The task: Go through the entries one line at a time, and gather every line that has the word "Application".

* * * *

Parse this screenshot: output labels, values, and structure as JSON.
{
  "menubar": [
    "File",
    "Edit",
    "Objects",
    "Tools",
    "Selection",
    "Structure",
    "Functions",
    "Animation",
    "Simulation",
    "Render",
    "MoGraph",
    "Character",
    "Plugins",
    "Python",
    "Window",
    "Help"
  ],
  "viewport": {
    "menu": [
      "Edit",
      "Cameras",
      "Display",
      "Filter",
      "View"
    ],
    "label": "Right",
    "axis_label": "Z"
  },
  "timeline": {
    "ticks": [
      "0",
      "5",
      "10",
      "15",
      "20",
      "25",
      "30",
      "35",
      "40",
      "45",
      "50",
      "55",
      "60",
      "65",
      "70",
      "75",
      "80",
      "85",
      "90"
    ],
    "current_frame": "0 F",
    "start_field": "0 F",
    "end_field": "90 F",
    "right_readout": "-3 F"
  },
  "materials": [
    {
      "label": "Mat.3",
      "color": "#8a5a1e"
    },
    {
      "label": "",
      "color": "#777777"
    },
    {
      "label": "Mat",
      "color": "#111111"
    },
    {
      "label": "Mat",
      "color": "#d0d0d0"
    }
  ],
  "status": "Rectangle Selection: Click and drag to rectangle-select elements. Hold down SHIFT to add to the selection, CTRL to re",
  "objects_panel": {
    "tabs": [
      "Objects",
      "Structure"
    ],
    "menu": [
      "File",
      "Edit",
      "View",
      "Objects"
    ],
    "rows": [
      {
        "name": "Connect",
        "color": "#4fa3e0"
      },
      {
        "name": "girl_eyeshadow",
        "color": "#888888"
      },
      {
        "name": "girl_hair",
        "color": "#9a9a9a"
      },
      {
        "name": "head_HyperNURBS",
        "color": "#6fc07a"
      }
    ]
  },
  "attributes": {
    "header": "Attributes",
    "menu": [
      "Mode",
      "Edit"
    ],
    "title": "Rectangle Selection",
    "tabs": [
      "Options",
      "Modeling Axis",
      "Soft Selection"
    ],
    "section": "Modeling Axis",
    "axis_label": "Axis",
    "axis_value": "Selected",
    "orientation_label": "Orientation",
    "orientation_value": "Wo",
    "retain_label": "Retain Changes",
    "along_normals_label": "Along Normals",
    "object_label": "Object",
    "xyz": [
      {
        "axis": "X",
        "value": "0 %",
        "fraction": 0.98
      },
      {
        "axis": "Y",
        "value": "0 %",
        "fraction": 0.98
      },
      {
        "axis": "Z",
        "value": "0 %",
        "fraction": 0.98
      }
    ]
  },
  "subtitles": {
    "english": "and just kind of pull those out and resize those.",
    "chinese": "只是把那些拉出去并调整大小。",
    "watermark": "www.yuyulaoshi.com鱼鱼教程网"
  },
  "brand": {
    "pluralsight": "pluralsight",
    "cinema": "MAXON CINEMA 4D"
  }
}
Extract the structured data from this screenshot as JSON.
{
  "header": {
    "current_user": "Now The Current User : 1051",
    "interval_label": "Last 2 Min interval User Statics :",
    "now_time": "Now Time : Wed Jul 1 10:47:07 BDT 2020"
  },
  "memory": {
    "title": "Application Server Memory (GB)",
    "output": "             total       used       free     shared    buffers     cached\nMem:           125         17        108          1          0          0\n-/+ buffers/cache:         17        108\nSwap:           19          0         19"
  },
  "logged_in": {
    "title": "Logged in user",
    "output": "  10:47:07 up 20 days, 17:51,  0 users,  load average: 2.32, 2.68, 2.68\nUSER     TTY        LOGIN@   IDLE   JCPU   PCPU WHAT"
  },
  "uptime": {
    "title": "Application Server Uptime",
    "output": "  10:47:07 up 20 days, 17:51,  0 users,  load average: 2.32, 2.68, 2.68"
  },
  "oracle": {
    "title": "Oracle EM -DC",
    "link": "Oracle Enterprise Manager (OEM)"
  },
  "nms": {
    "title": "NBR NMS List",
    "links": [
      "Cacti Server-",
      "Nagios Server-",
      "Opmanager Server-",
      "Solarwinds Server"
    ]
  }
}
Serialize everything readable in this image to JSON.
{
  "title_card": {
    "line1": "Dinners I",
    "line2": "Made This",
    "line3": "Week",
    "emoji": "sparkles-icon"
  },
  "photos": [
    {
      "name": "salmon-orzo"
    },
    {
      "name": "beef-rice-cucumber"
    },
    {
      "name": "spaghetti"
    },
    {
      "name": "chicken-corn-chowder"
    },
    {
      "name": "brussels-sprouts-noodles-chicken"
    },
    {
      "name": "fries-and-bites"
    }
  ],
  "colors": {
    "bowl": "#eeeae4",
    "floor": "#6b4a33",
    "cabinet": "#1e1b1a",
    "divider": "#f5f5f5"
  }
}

* * * *

Task result:
    "title": "Application Server Memory (GB)",
    "title": "Application Server Uptime",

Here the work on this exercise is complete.